→ Problem to work on
Print all of the data exactly.

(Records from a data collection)
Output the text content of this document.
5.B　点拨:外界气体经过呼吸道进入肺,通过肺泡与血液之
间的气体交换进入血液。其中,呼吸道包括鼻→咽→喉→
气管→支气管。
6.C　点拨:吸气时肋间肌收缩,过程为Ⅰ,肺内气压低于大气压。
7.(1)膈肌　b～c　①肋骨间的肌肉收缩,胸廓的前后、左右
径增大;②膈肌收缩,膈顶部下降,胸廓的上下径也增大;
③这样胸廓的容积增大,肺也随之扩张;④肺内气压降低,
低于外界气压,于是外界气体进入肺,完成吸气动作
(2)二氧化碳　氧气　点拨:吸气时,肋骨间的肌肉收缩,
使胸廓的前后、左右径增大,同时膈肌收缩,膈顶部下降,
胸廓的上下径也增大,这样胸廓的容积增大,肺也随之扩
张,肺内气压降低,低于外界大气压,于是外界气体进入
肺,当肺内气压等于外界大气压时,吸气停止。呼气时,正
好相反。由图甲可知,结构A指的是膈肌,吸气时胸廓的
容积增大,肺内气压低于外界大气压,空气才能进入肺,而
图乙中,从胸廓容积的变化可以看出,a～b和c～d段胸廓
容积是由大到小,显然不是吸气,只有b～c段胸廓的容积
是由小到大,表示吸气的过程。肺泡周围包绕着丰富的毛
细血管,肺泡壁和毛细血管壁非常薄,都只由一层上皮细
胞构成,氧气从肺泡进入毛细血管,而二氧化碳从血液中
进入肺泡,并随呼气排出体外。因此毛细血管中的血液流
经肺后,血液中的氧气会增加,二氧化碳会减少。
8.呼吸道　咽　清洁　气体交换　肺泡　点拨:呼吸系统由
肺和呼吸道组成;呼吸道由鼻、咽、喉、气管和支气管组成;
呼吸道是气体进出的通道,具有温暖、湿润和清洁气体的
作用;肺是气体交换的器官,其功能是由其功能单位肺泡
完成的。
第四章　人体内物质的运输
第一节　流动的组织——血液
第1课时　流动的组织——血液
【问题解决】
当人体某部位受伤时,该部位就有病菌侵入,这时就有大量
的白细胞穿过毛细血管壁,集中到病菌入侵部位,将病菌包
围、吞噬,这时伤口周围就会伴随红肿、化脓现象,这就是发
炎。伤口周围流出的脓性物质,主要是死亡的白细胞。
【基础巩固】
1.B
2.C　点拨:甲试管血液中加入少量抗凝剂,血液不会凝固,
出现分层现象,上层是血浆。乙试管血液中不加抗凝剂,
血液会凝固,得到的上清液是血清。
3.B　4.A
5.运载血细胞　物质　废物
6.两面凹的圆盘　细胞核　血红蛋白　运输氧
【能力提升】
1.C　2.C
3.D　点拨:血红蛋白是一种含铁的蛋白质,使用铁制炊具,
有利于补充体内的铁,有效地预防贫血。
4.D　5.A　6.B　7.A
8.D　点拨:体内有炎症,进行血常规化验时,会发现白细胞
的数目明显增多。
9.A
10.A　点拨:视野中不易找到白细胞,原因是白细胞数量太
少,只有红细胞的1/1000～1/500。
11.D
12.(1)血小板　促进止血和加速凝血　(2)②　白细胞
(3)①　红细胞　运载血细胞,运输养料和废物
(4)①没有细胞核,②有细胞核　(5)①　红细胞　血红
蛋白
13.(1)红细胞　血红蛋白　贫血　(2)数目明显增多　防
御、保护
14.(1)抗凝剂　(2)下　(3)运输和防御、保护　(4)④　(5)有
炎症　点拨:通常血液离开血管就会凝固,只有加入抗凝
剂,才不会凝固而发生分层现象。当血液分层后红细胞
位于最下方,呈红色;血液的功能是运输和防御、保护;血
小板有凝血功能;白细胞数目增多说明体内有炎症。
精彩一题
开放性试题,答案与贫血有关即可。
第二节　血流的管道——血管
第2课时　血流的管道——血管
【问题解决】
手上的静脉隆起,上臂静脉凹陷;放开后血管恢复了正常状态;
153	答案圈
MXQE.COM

→ Problem solution
Output the text content of this document.
5.B　点拨:外界气体经过呼吸道进入肺,通过肺泡与血液之
间的气体交换进入血液。其中,呼吸道包括鼻→咽→喉→
气管→支气管。
6.C　点拨:吸气时肋间肌收缩,过程为Ⅰ,肺内气压低于大气压。
7.(1)膈肌　b～c　①肋骨间的肌肉收缩,胸廓的前后、左右
径增大;②膈肌收缩,膈顶部下降,胸廓的上下径也增大;
③这样胸廓的容积增大,肺也随之扩张;④肺内气压降低,
低于外界气压,于是外界气体进入肺,完成吸气动作
(2)二氧化碳　氧气　点拨:吸气时,肋骨间的肌肉收缩,
使胸廓的前后、左右径增大,同时膈肌收缩,膈顶部下降,
胸廓的上下径也增大,这样胸廓的容积增大,肺也随之扩
张,肺内气压降低,低于外界大气压,于是外界气体进入
肺,当肺内气压等于外界大气压时,吸气停止。呼气时,正
好相反。由图甲可知,结构A指的是膈肌,吸气时胸廓的
容积增大,肺内气压低于外界大气压,空气才能进入肺,而
图乙中,从胸廓容积的变化可以看出,a～b和c～d段胸廓
容积是由大到小,显然不是吸气,只有b～c段胸廓的容积
是由小到大,表示吸气的过程。肺泡周围包绕着丰富的毛
细血管,肺泡壁和毛细血管壁非常薄,都只由一层上皮细
胞构成,氧气从肺泡进入毛细血管,而二氧化碳从血液中
进入肺泡,并随呼气排出体外。因此毛细血管中的血液流
经肺后,血液中的氧气会增加,二氧化碳会减少。
8.呼吸道　咽　清洁　气体交换　肺泡　点拨:呼吸系统由
肺和呼吸道组成;呼吸道由鼻、咽、喉、气管和支气管组成;
呼吸道是气体进出的通道,具有温暖、湿润和清洁气体的
作用;肺是气体交换的器官,其功能是由其功能单位肺泡
完成的。
第四章　人体内物质的运输
第一节　流动的组织——血液
第1课时　流动的组织——血液
【问题解决】
当人体某部位受伤时,该部位就有病菌侵入,这时就有大量
的白细胞穿过毛细血管壁,集中到病菌入侵部位,将病菌包
围、吞噬,这时伤口周围就会伴随红肿、化脓现象,这就是发
炎。伤口周围流出的脓性物质,主要是死亡的白细胞。
【基础巩固】
1.B
2.C　点拨:甲试管血液中加入少量抗凝剂,血液不会凝固,
出现分层现象,上层是血浆。乙试管血液中不加抗凝剂,
血液会凝固,得到的上清液是血清。
3.B　4.A
5.运载血细胞　物质　废物
6.两面凹的圆盘　细胞核　血红蛋白　运输氧
【能力提升】
1.C　2.C
3.D　点拨:血红蛋白是一种含铁的蛋白质,使用铁制炊具,
有利于补充体内的铁,有效地预防贫血。
4.D　5.A　6.B　7.A
8.D　点拨:体内有炎症,进行血常规化验时,会发现白细胞
的数目明显增多。
9.A
10.A　点拨:视野中不易找到白细胞,原因是白细胞数量太
少,只有红细胞的1/1000～1/500。
11.D
12.(1)血小板　促进止血和加速凝血　(2)②　白细胞
(3)①　红细胞　运载血细胞,运输养料和废物
(4)①没有细胞核,②有细胞核　(5)①　红细胞　血红
蛋白
13.(1)红细胞　血红蛋白　贫血　(2)数目明显增多　防
御、保护
14.(1)抗凝剂　(2)下　(3)运输和防御、保护　(4)④　(5)有
炎症　点拨:通常血液离开血管就会凝固,只有加入抗凝
剂,才不会凝固而发生分层现象。当血液分层后红细胞
位于最下方,呈红色;血液的功能是运输和防御、保护;血
小板有凝血功能;白细胞数目增多说明体内有炎症。
精彩一题
开放性试题,答案与贫血有关即可。
第二节　血流的管道——血管
第2课时　血流的管道——血管
【问题解决】
手上的静脉隆起,上臂静脉凹陷;放开后血管恢复了正常状态;
153	答案圈
MXQE.COM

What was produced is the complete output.